Given exercise: Repeat the material below word for word and leave out all pictures.
+++
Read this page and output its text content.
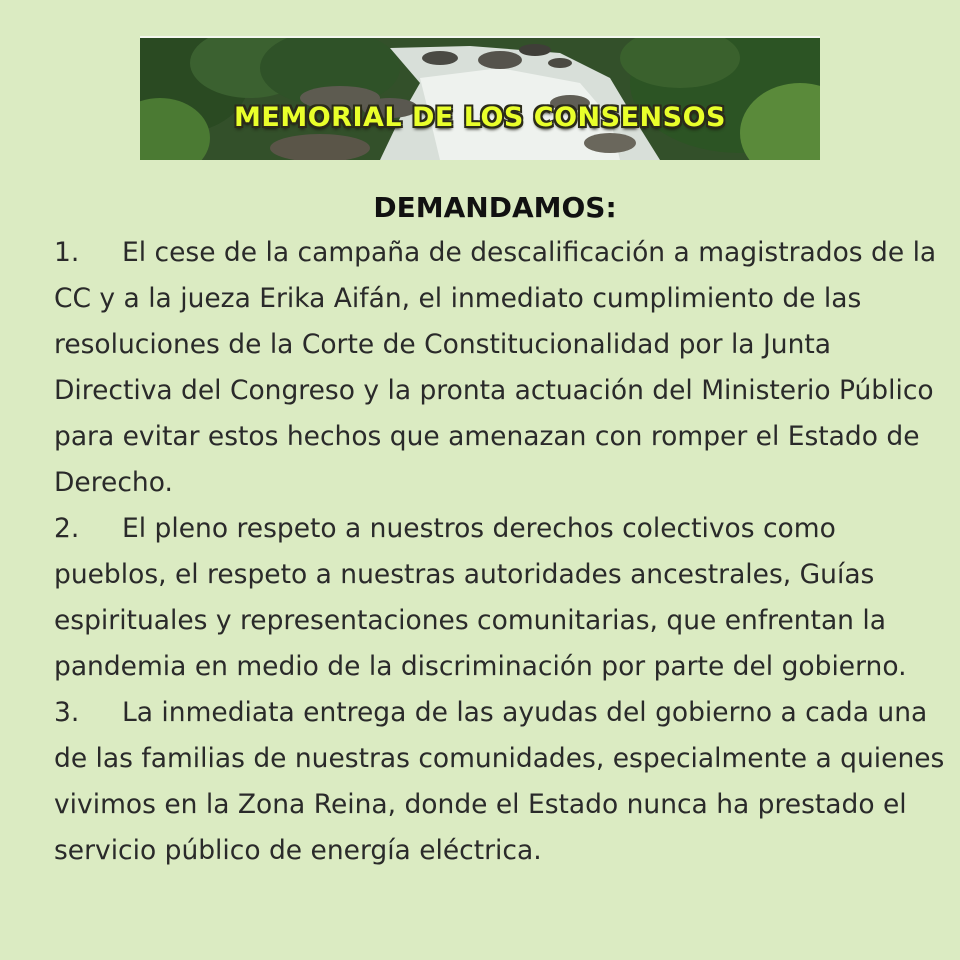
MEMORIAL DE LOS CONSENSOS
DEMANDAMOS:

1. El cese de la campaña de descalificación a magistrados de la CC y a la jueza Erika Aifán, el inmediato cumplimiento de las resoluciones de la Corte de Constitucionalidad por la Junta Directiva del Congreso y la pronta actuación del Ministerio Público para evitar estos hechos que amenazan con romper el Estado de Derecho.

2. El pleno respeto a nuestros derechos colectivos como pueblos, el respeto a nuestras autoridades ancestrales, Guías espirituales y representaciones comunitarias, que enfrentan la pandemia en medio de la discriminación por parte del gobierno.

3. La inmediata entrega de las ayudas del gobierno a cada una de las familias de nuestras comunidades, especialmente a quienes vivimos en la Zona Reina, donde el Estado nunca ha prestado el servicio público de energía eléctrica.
+++
Solution for this exercise:
Read this page and output its text content.
MEMORIAL DE LOS CONSENSOS
DEMANDAMOS:

1. El cese de la campaña de descalificación a magistrados de la CC y a la jueza Erika Aifán, el inmediato cumplimiento de las resoluciones de la Corte de Constitucionalidad por la Junta Directiva del Congreso y la pronta actuación del Ministerio Público para evitar estos hechos que amenazan con romper el Estado de Derecho.

2. El pleno respeto a nuestros derechos colectivos como pueblos, el respeto a nuestras autoridades ancestrales, Guías espirituales y representaciones comunitarias, que enfrentan la pandemia en medio de la discriminación por parte del gobierno.

3. La inmediata entrega de las ayudas del gobierno a cada una de las familias de nuestras comunidades, especialmente a quienes vivimos en la Zona Reina, donde el Estado nunca ha prestado el servicio público de energía eléctrica.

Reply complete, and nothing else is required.